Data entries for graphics
▼

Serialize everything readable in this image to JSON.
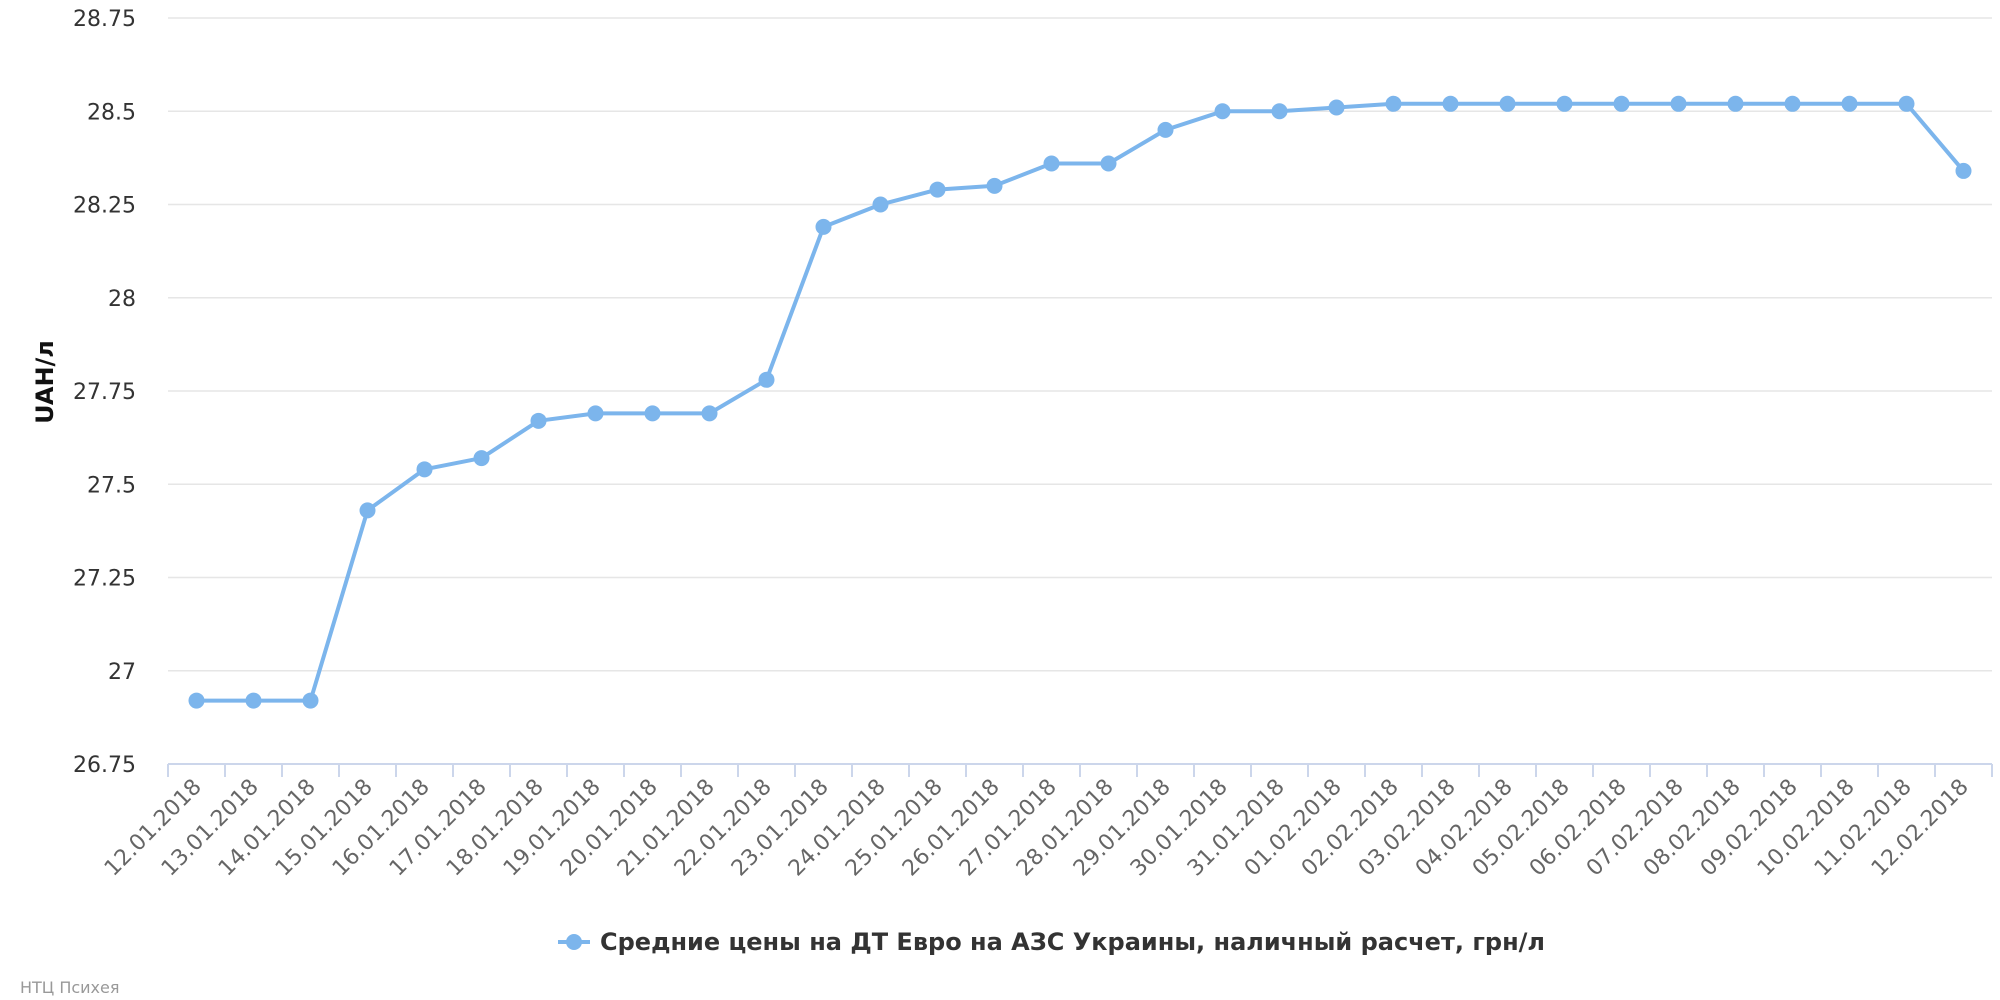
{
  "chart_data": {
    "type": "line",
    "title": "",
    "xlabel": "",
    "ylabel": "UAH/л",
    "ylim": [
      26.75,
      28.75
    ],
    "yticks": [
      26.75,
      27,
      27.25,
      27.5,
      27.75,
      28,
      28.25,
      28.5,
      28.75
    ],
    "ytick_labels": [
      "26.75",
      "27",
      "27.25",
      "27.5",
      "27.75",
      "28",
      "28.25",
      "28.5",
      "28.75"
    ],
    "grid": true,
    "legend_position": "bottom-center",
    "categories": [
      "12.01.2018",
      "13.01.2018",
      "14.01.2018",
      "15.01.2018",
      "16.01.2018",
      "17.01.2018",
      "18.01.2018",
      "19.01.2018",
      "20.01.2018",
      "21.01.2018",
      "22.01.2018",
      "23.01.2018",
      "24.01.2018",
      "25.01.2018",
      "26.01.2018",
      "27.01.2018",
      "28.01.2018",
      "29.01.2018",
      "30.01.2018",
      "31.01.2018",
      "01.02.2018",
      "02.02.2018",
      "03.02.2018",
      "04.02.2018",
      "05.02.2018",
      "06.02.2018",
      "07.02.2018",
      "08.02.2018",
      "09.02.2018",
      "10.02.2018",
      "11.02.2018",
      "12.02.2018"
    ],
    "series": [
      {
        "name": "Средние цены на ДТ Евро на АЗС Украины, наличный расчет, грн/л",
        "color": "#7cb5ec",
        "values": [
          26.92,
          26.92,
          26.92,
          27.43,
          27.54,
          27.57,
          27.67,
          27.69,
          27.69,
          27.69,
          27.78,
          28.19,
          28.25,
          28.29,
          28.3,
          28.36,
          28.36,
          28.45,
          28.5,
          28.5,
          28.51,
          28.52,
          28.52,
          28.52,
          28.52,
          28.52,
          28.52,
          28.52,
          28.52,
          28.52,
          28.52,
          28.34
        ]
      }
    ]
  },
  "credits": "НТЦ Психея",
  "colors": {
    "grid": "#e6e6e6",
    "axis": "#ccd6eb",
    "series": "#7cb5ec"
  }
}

▲

__THE EXERCISE__
Copy every record character for character. Skip the pictures.

__EXPECTED OUTPUT__
Serialize everything readable in this image to JSON.
{
  "chart_data": {
    "type": "line",
    "title": "",
    "xlabel": "",
    "ylabel": "UAH/л",
    "ylim": [
      26.75,
      28.75
    ],
    "yticks": [
      26.75,
      27,
      27.25,
      27.5,
      27.75,
      28,
      28.25,
      28.5,
      28.75
    ],
    "ytick_labels": [
      "26.75",
      "27",
      "27.25",
      "27.5",
      "27.75",
      "28",
      "28.25",
      "28.5",
      "28.75"
    ],
    "grid": true,
    "legend_position": "bottom-center",
    "categories": [
      "12.01.2018",
      "13.01.2018",
      "14.01.2018",
      "15.01.2018",
      "16.01.2018",
      "17.01.2018",
      "18.01.2018",
      "19.01.2018",
      "20.01.2018",
      "21.01.2018",
      "22.01.2018",
      "23.01.2018",
      "24.01.2018",
      "25.01.2018",
      "26.01.2018",
      "27.01.2018",
      "28.01.2018",
      "29.01.2018",
      "30.01.2018",
      "31.01.2018",
      "01.02.2018",
      "02.02.2018",
      "03.02.2018",
      "04.02.2018",
      "05.02.2018",
      "06.02.2018",
      "07.02.2018",
      "08.02.2018",
      "09.02.2018",
      "10.02.2018",
      "11.02.2018",
      "12.02.2018"
    ],
    "series": [
      {
        "name": "Средние цены на ДТ Евро на АЗС Украины, наличный расчет, грн/л",
        "color": "#7cb5ec",
        "values": [
          26.92,
          26.92,
          26.92,
          27.43,
          27.54,
          27.57,
          27.67,
          27.69,
          27.69,
          27.69,
          27.78,
          28.19,
          28.25,
          28.29,
          28.3,
          28.36,
          28.36,
          28.45,
          28.5,
          28.5,
          28.51,
          28.52,
          28.52,
          28.52,
          28.52,
          28.52,
          28.52,
          28.52,
          28.52,
          28.52,
          28.52,
          28.34
        ]
      }
    ]
  },
  "credits": "НТЦ Психея",
  "colors": {
    "grid": "#e6e6e6",
    "axis": "#ccd6eb",
    "series": "#7cb5ec"
  }
}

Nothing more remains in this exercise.